[Records from a collection]
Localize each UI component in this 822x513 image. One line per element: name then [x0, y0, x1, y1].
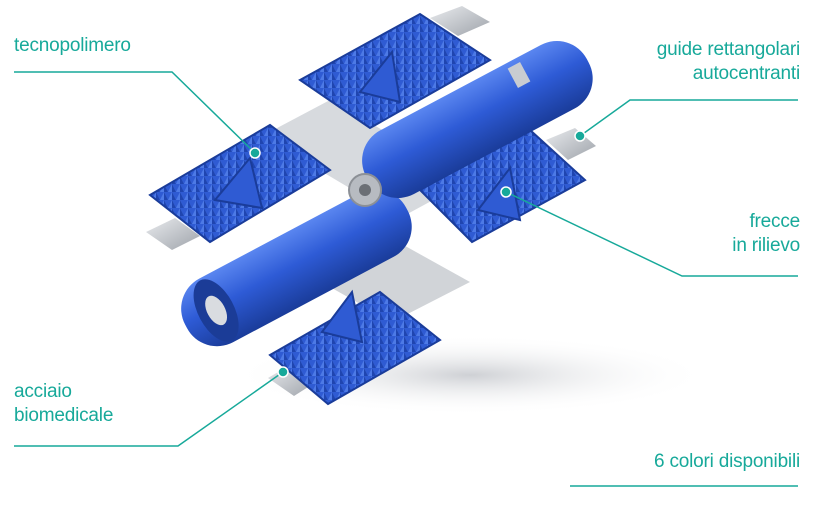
dot-frecce — [500, 186, 512, 198]
label-guide-line1: guide rettangolari — [656, 39, 800, 60]
steel-rail-top — [430, 6, 490, 36]
leader-acciaio — [14, 371, 284, 447]
center-bolt-hole — [359, 184, 371, 196]
cylinder-lower-pin — [205, 295, 228, 326]
leader-lines — [14, 71, 798, 487]
label-frecce: frecce in rilievo — [732, 210, 800, 258]
steel-rail-left — [146, 218, 200, 250]
label-tecnopolimero-text: tecnopolimero — [14, 35, 131, 56]
leader-dots — [249, 130, 586, 378]
leader-frecce — [505, 191, 798, 277]
leader-guide — [579, 99, 798, 137]
arrow-top — [358, 49, 402, 104]
arrow-lower — [320, 289, 364, 344]
label-acciaio-line1: acciaio — [14, 381, 72, 402]
label-guide-line2: autocentranti — [692, 63, 800, 84]
label-acciaio: acciaio biomedicale — [14, 380, 113, 428]
label-colori-text: 6 colori disponibili — [654, 451, 800, 472]
label-colori: 6 colori disponibili — [654, 450, 800, 474]
label-frecce-line1: frecce — [749, 211, 800, 232]
polymer-cylinders — [181, 40, 593, 347]
cylinder-upper — [362, 40, 593, 198]
dot-guide — [574, 130, 586, 142]
cylinder-upper-pin — [507, 62, 531, 88]
cylinder-lower — [181, 189, 412, 347]
arrow-right — [476, 165, 522, 222]
raised-arrows — [213, 49, 522, 344]
dot-tecnopolimero — [249, 147, 261, 159]
label-frecce-line2: in rilievo — [732, 235, 800, 256]
arrow-upper-left — [213, 155, 264, 210]
label-acciaio-line2: biomedicale — [14, 405, 114, 426]
label-tecnopolimero: tecnopolimero — [14, 34, 131, 58]
leader-tecnopolimero — [14, 71, 256, 154]
label-guide: guide rettangolari autocentranti — [657, 38, 800, 86]
dot-acciaio — [277, 366, 289, 378]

STATED EXERCISE: Write the listing above out again with every "leader" swapped for "pointer" and nothing else changed. Leave the picture out.

COMPLETED TASK:
Localize each UI component in this 822x513 image. One line per element: name then [x0, y0, x1, y1].
dot-frecce — [500, 186, 512, 198]
label-guide-line1: guide rettangolari — [656, 39, 800, 60]
steel-rail-top — [430, 6, 490, 36]
pointer-acciaio — [14, 371, 284, 447]
center-bolt-hole — [359, 184, 371, 196]
cylinder-lower-pin — [205, 295, 228, 326]
pointer-lines — [14, 71, 798, 487]
label-frecce: frecce in rilievo — [732, 210, 800, 258]
steel-rail-left — [146, 218, 200, 250]
label-tecnopolimero-text: tecnopolimero — [14, 35, 131, 56]
pointer-dots — [249, 130, 586, 378]
pointer-frecce — [505, 191, 798, 277]
pointer-guide — [579, 99, 798, 137]
arrow-top — [358, 49, 402, 104]
arrow-lower — [320, 289, 364, 344]
label-acciaio-line1: acciaio — [14, 381, 72, 402]
label-guide-line2: autocentranti — [692, 63, 800, 84]
label-acciaio: acciaio biomedicale — [14, 380, 113, 428]
label-colori-text: 6 colori disponibili — [654, 451, 800, 472]
label-colori: 6 colori disponibili — [654, 450, 800, 474]
label-frecce-line1: frecce — [749, 211, 800, 232]
polymer-cylinders — [181, 40, 593, 347]
cylinder-upper — [362, 40, 593, 198]
dot-guide — [574, 130, 586, 142]
cylinder-upper-pin — [507, 62, 531, 88]
cylinder-lower — [181, 189, 412, 347]
arrow-right — [476, 165, 522, 222]
raised-arrows — [213, 49, 522, 344]
dot-tecnopolimero — [249, 147, 261, 159]
label-frecce-line2: in rilievo — [732, 235, 800, 256]
arrow-upper-left — [213, 155, 264, 210]
label-acciaio-line2: biomedicale — [14, 405, 114, 426]
label-tecnopolimero: tecnopolimero — [14, 34, 131, 58]
pointer-tecnopolimero — [14, 71, 256, 154]
label-guide: guide rettangolari autocentranti — [657, 38, 800, 86]
dot-acciaio — [277, 366, 289, 378]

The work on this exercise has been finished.